(Region annotation items)
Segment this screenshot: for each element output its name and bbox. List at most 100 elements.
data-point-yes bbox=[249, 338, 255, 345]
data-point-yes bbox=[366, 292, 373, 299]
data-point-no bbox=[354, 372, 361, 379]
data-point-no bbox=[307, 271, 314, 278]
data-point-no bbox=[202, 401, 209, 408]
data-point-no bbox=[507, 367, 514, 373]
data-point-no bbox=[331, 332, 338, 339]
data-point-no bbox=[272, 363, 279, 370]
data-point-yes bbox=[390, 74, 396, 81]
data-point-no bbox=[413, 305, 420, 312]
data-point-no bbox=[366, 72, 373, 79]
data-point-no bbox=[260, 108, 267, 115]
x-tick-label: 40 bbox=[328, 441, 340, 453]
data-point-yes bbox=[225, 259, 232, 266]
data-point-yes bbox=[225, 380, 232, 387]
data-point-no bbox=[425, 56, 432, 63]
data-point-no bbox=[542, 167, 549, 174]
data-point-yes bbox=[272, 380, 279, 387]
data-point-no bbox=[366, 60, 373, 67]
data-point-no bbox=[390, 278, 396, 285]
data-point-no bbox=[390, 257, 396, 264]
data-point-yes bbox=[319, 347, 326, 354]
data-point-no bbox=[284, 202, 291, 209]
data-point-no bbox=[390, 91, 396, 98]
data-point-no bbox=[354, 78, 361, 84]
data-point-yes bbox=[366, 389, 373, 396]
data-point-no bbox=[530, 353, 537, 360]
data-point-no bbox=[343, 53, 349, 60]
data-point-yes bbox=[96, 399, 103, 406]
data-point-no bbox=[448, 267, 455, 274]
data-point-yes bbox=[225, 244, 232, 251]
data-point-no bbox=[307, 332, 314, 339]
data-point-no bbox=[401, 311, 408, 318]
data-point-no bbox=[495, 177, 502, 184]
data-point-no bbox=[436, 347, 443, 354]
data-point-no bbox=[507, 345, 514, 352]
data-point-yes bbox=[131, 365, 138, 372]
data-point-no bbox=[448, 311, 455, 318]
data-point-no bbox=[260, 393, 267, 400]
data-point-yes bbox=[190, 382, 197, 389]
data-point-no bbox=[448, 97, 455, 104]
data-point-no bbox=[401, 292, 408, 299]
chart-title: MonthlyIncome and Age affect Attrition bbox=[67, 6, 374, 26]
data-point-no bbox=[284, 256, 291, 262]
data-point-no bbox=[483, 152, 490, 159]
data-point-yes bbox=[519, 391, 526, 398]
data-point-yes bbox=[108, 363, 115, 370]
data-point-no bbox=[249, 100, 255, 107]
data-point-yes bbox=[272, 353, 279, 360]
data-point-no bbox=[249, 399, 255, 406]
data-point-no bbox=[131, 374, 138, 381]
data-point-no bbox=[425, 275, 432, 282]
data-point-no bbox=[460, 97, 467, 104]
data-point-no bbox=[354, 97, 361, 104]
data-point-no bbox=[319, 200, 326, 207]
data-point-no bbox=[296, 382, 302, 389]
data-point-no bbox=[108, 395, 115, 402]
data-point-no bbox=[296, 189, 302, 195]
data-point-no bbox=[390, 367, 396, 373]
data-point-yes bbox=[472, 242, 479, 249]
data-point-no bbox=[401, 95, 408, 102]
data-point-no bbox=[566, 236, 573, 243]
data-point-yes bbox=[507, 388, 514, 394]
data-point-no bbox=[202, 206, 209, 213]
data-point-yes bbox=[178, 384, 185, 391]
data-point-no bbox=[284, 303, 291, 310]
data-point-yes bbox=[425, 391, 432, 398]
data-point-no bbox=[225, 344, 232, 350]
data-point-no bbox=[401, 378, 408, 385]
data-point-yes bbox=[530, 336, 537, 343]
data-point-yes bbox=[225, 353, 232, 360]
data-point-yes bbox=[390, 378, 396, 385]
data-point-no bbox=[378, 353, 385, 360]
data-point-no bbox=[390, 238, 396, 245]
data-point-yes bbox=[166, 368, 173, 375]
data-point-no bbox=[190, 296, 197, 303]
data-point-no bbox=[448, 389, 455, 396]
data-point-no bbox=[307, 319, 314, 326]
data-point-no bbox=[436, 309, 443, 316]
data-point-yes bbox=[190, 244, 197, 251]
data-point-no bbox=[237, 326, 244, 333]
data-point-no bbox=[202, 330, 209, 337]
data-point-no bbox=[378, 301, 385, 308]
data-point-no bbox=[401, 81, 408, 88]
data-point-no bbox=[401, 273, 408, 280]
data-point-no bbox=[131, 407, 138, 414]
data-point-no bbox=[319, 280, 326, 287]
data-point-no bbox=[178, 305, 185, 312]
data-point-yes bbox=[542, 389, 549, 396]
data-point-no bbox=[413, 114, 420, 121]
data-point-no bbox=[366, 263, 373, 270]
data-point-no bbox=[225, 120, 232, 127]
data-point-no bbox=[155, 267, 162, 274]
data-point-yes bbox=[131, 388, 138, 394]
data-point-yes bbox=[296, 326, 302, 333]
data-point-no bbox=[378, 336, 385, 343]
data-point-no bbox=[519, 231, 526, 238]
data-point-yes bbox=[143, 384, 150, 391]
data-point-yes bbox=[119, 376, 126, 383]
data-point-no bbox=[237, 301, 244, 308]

**GIVEN REQUEST:** Rewrite everything from the start of the items down to the line containing "data-point-no bbox=[507, 345, 514, 352]", substituting "chart" for "screenshot" and leaving all else unchanged.

**REPLY TO THE TASK:**
Segment this chart: for each element output its name and bbox. List at most 100 elements.
data-point-yes bbox=[249, 338, 255, 345]
data-point-yes bbox=[366, 292, 373, 299]
data-point-no bbox=[354, 372, 361, 379]
data-point-no bbox=[307, 271, 314, 278]
data-point-no bbox=[202, 401, 209, 408]
data-point-no bbox=[507, 367, 514, 373]
data-point-no bbox=[331, 332, 338, 339]
data-point-no bbox=[272, 363, 279, 370]
data-point-yes bbox=[390, 74, 396, 81]
data-point-no bbox=[413, 305, 420, 312]
data-point-no bbox=[366, 72, 373, 79]
data-point-no bbox=[260, 108, 267, 115]
x-tick-label: 40 bbox=[328, 441, 340, 453]
data-point-yes bbox=[225, 259, 232, 266]
data-point-yes bbox=[225, 380, 232, 387]
data-point-no bbox=[425, 56, 432, 63]
data-point-no bbox=[542, 167, 549, 174]
data-point-yes bbox=[272, 380, 279, 387]
data-point-no bbox=[366, 60, 373, 67]
data-point-no bbox=[390, 278, 396, 285]
data-point-no bbox=[390, 257, 396, 264]
data-point-yes bbox=[319, 347, 326, 354]
data-point-no bbox=[284, 202, 291, 209]
data-point-no bbox=[390, 91, 396, 98]
data-point-no bbox=[354, 78, 361, 84]
data-point-yes bbox=[366, 389, 373, 396]
data-point-no bbox=[530, 353, 537, 360]
data-point-no bbox=[343, 53, 349, 60]
data-point-yes bbox=[96, 399, 103, 406]
data-point-no bbox=[448, 267, 455, 274]
data-point-yes bbox=[225, 244, 232, 251]
data-point-no bbox=[307, 332, 314, 339]
data-point-no bbox=[401, 311, 408, 318]
data-point-no bbox=[495, 177, 502, 184]
data-point-no bbox=[436, 347, 443, 354]
data-point-no bbox=[507, 345, 514, 352]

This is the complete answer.